** THE EXERCISE **
Locate the lines of the listing below that hold "同意すれば", then copy each of them.

A block of data:
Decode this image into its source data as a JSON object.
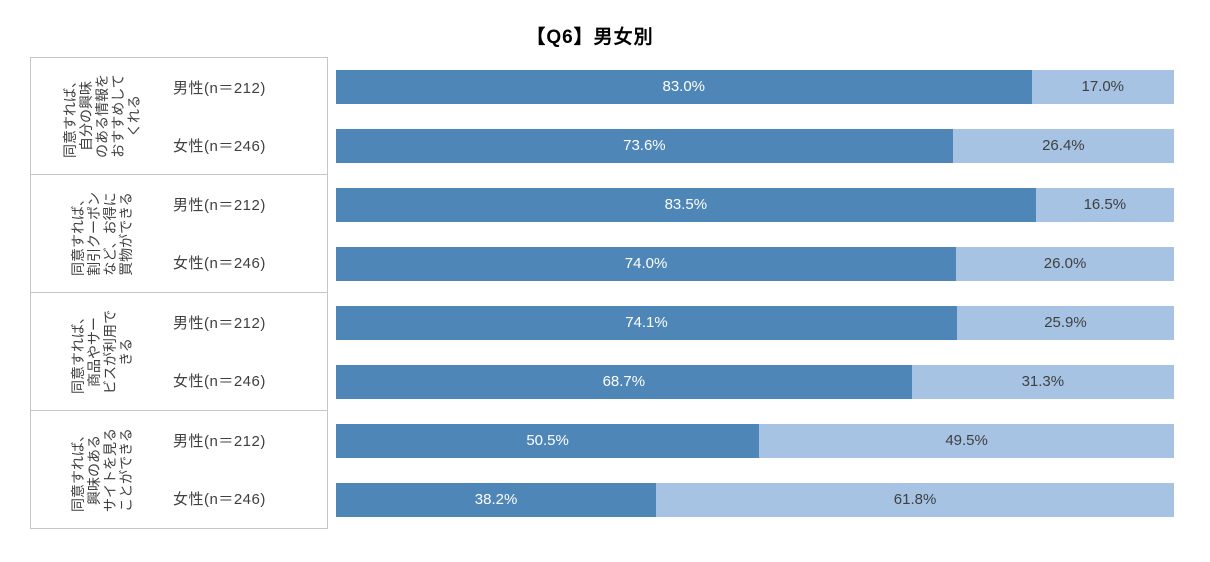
{
  "title": "【Q6】男女別",
  "colors": {
    "segment_primary": "#4e86b8",
    "segment_secondary": "#a6c3e3",
    "label_box_border": "#c6c6c6",
    "label_text": "#404040"
  },
  "chart_data": {
    "type": "bar",
    "orientation": "horizontal",
    "stacked": true,
    "title": "【Q6】男女別",
    "value_suffix": "%",
    "xlim": [
      0,
      100
    ],
    "grid": false,
    "legend": false,
    "groups": [
      {
        "label": "同意すれば、\n自分の興味\nのある情報を\nおすすめして\nくれる",
        "rows": [
          {
            "label": "男性(n＝212)",
            "values": [
              83.0,
              17.0
            ]
          },
          {
            "label": "女性(n＝246)",
            "values": [
              73.6,
              26.4
            ]
          }
        ]
      },
      {
        "label": "同意すれば、\n割引クーポン\nなど、お得に\n買物ができる",
        "rows": [
          {
            "label": "男性(n＝212)",
            "values": [
              83.5,
              16.5
            ]
          },
          {
            "label": "女性(n＝246)",
            "values": [
              74.0,
              26.0
            ]
          }
        ]
      },
      {
        "label": "同意すれば、\n商品やサー\nビスが利用で\nきる",
        "rows": [
          {
            "label": "男性(n＝212)",
            "values": [
              74.1,
              25.9
            ]
          },
          {
            "label": "女性(n＝246)",
            "values": [
              68.7,
              31.3
            ]
          }
        ]
      },
      {
        "label": "同意すれば、\n興味のある\nサイトを見る\nことができる",
        "rows": [
          {
            "label": "男性(n＝212)",
            "values": [
              50.5,
              49.5
            ]
          },
          {
            "label": "女性(n＝246)",
            "values": [
              38.2,
              61.8
            ]
          }
        ]
      }
    ]
  }
}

** WRITTEN RESPONSE **
        "label": "同意すれば、\n自分の興味\nのある情報を\nおすすめして\nくれる",
        "label": "同意すれば、\n割引クーポン\nなど、お得に\n買物ができる",
        "label": "同意すれば、\n商品やサー\nビスが利用で\nきる",
        "label": "同意すれば、\n興味のある\nサイトを見る\nことができる",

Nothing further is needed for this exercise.